* _JOB_: Copy out everything in the material from the line containing "Patent image size: (957, 1188)." down to the line containing "The window in side panel 72 is at (242, 403).", keeping both of those lines.

* _Stored data_:
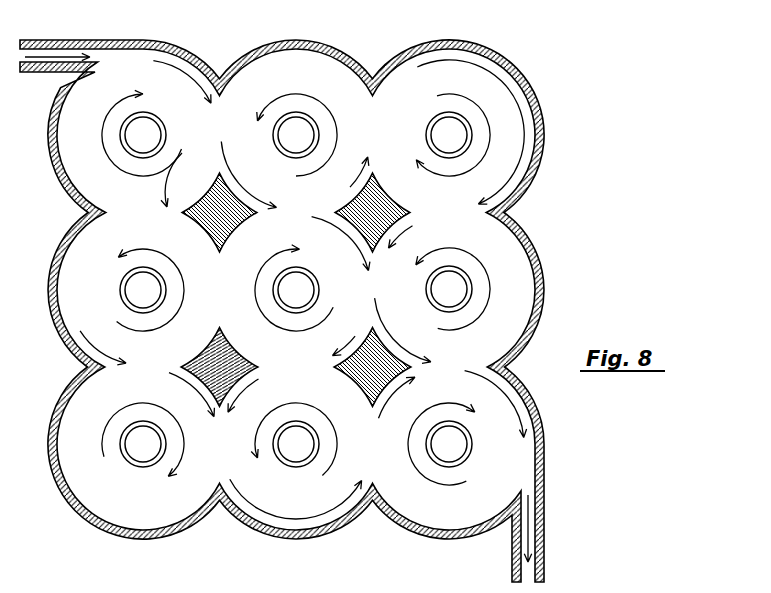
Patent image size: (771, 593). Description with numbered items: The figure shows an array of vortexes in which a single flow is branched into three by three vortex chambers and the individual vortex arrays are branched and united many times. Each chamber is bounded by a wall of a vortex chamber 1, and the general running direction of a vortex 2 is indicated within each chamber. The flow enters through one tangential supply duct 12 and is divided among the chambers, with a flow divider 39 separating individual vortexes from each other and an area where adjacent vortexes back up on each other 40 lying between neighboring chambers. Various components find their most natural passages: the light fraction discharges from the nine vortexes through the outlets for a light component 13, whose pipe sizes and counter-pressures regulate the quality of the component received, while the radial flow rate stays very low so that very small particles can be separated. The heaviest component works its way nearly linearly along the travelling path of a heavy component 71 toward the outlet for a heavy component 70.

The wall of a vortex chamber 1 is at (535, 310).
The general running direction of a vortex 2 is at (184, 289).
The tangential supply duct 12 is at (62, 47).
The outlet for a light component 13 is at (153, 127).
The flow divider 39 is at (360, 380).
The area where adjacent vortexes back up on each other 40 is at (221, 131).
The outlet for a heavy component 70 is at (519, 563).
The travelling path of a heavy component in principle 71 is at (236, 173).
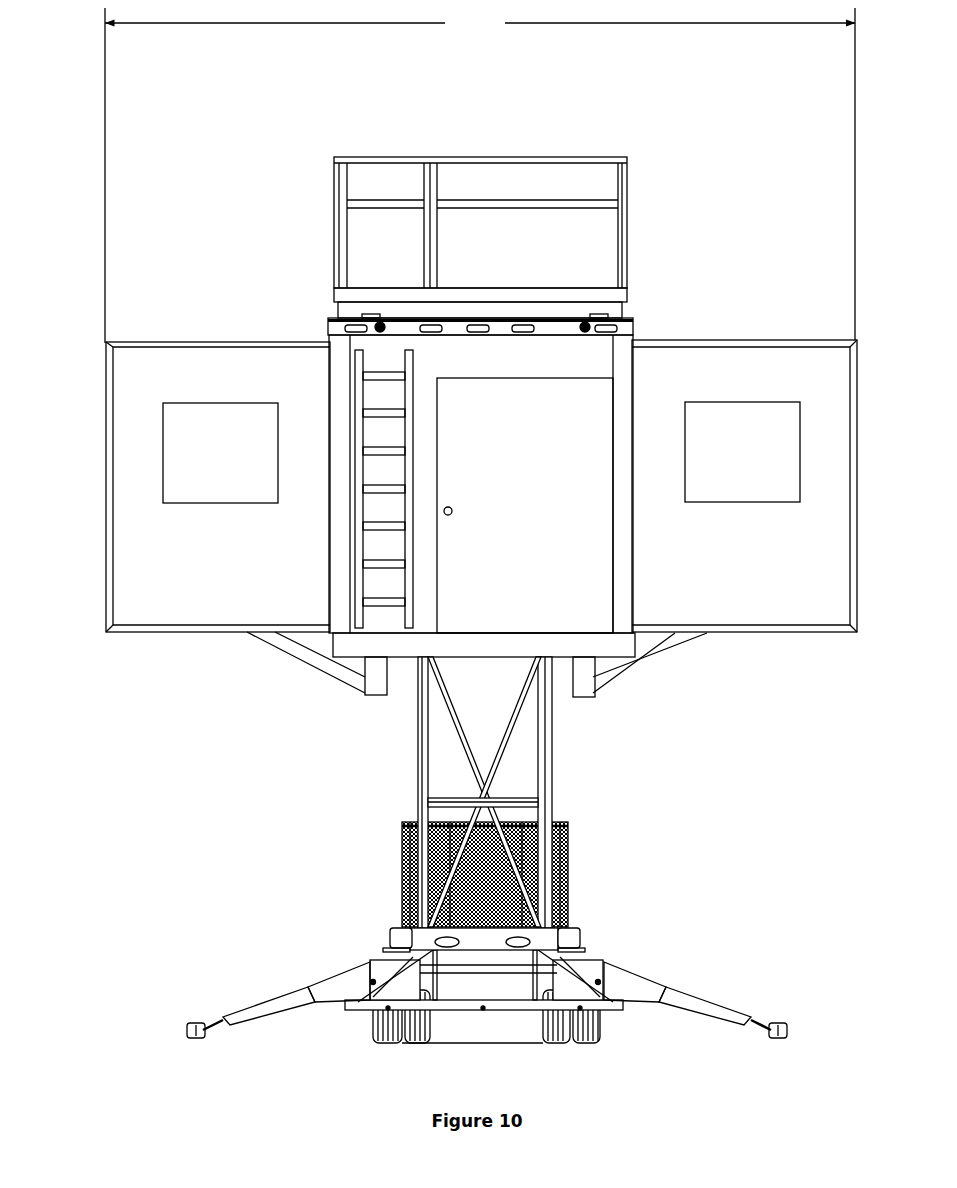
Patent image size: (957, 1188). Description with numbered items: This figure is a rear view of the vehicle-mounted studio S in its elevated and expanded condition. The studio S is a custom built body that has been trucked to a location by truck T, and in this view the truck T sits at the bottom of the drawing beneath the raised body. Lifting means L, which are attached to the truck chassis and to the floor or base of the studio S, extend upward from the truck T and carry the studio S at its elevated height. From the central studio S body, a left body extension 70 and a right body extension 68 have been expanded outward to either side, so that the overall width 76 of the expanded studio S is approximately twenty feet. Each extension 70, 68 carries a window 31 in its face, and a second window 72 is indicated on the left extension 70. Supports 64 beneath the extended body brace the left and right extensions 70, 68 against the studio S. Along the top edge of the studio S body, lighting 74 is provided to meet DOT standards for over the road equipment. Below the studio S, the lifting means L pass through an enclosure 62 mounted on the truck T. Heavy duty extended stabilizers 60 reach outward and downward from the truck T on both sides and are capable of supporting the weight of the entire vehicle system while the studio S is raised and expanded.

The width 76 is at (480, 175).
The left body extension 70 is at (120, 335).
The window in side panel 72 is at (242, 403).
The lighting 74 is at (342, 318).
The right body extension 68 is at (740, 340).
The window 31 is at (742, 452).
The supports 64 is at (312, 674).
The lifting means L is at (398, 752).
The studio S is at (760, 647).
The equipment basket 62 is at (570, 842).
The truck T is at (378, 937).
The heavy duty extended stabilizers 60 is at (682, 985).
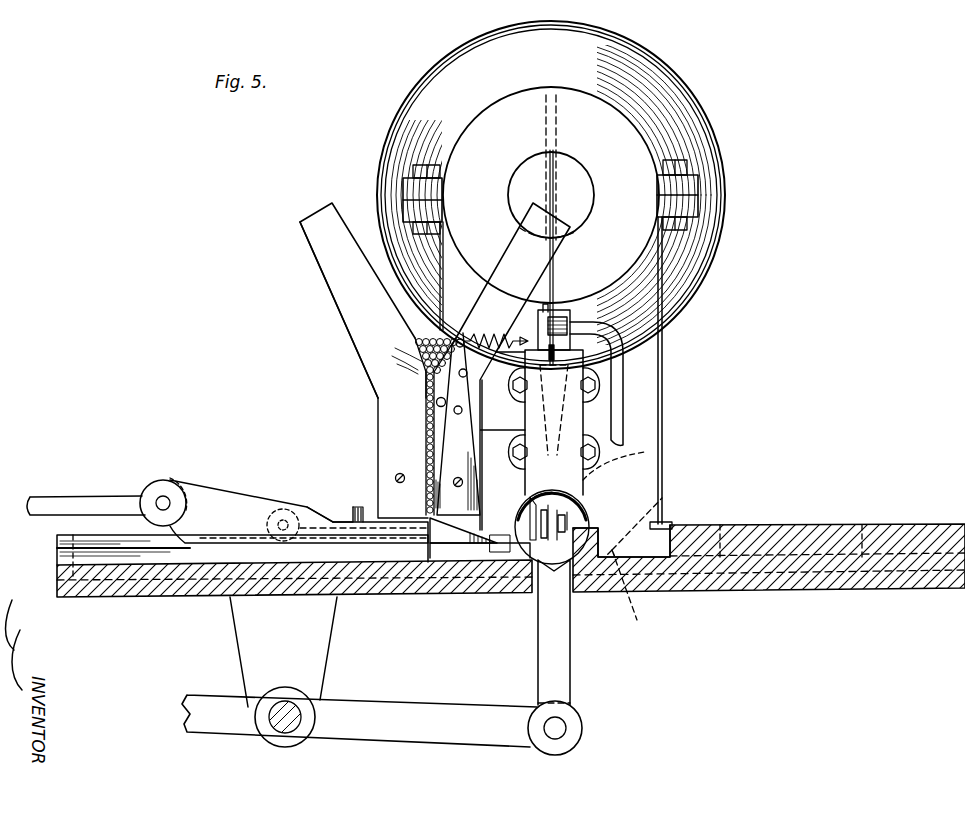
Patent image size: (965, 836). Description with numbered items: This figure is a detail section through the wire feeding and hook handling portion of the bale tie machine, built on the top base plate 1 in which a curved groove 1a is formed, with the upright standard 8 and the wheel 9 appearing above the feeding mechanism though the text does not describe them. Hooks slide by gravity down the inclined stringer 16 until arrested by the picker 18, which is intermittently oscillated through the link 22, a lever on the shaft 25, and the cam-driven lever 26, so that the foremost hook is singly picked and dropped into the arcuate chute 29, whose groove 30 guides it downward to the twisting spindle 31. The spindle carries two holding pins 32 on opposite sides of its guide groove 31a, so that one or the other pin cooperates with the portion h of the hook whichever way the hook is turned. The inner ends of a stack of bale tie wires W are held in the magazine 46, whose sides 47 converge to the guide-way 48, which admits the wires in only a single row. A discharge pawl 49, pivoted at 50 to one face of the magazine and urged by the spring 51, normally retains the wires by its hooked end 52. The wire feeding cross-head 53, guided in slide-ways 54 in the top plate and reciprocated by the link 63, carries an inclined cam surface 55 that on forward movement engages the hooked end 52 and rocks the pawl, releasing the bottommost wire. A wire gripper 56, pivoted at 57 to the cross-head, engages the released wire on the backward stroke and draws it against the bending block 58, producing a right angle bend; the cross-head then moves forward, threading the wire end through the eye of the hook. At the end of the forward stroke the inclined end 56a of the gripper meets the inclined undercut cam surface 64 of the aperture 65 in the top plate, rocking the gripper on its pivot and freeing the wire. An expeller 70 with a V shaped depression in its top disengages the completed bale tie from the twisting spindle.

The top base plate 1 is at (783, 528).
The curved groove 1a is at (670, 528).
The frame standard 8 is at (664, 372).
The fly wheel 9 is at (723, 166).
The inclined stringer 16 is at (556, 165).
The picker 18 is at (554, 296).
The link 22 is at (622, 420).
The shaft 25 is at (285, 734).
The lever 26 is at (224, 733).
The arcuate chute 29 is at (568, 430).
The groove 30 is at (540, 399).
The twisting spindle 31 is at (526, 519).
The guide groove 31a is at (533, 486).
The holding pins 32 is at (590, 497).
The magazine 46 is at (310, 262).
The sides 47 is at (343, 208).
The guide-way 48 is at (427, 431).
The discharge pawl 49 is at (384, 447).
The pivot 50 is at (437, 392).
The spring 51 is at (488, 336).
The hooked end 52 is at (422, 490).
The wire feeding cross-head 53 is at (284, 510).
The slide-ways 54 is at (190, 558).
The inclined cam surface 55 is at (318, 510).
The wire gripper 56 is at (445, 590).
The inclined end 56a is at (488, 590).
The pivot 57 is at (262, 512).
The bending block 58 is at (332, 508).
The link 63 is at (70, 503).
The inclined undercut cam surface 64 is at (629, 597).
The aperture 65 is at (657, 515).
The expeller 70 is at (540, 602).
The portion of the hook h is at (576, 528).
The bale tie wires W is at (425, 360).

* _EXPECTED ANSWER_:
Patent image size: (957, 1188). Description with numbered items: This figure is a rear view of the vehicle-mounted studio S in its elevated and expanded condition. The studio S is a custom built body that has been trucked to a location by truck T, and in this view the truck T sits at the bottom of the drawing beneath the raised body. Lifting means L, which are attached to the truck chassis and to the floor or base of the studio S, extend upward from the truck T and carry the studio S at its elevated height. From the central studio S body, a left body extension 70 and a right body extension 68 have been expanded outward to either side, so that the overall width 76 of the expanded studio S is approximately twenty feet. Each extension 70, 68 carries a window 31 in its face, and a second window 72 is indicated on the left extension 70. Supports 64 beneath the extended body brace the left and right extensions 70, 68 against the studio S. Along the top edge of the studio S body, lighting 74 is provided to meet DOT standards for over the road equipment. Below the studio S, the lifting means L pass through an enclosure 62 mounted on the truck T. Heavy duty extended stabilizers 60 reach outward and downward from the truck T on both sides and are capable of supporting the weight of the entire vehicle system while the studio S is raised and expanded.

The width 76 is at (480, 175).
The left body extension 70 is at (120, 335).
The window in side panel 72 is at (242, 403).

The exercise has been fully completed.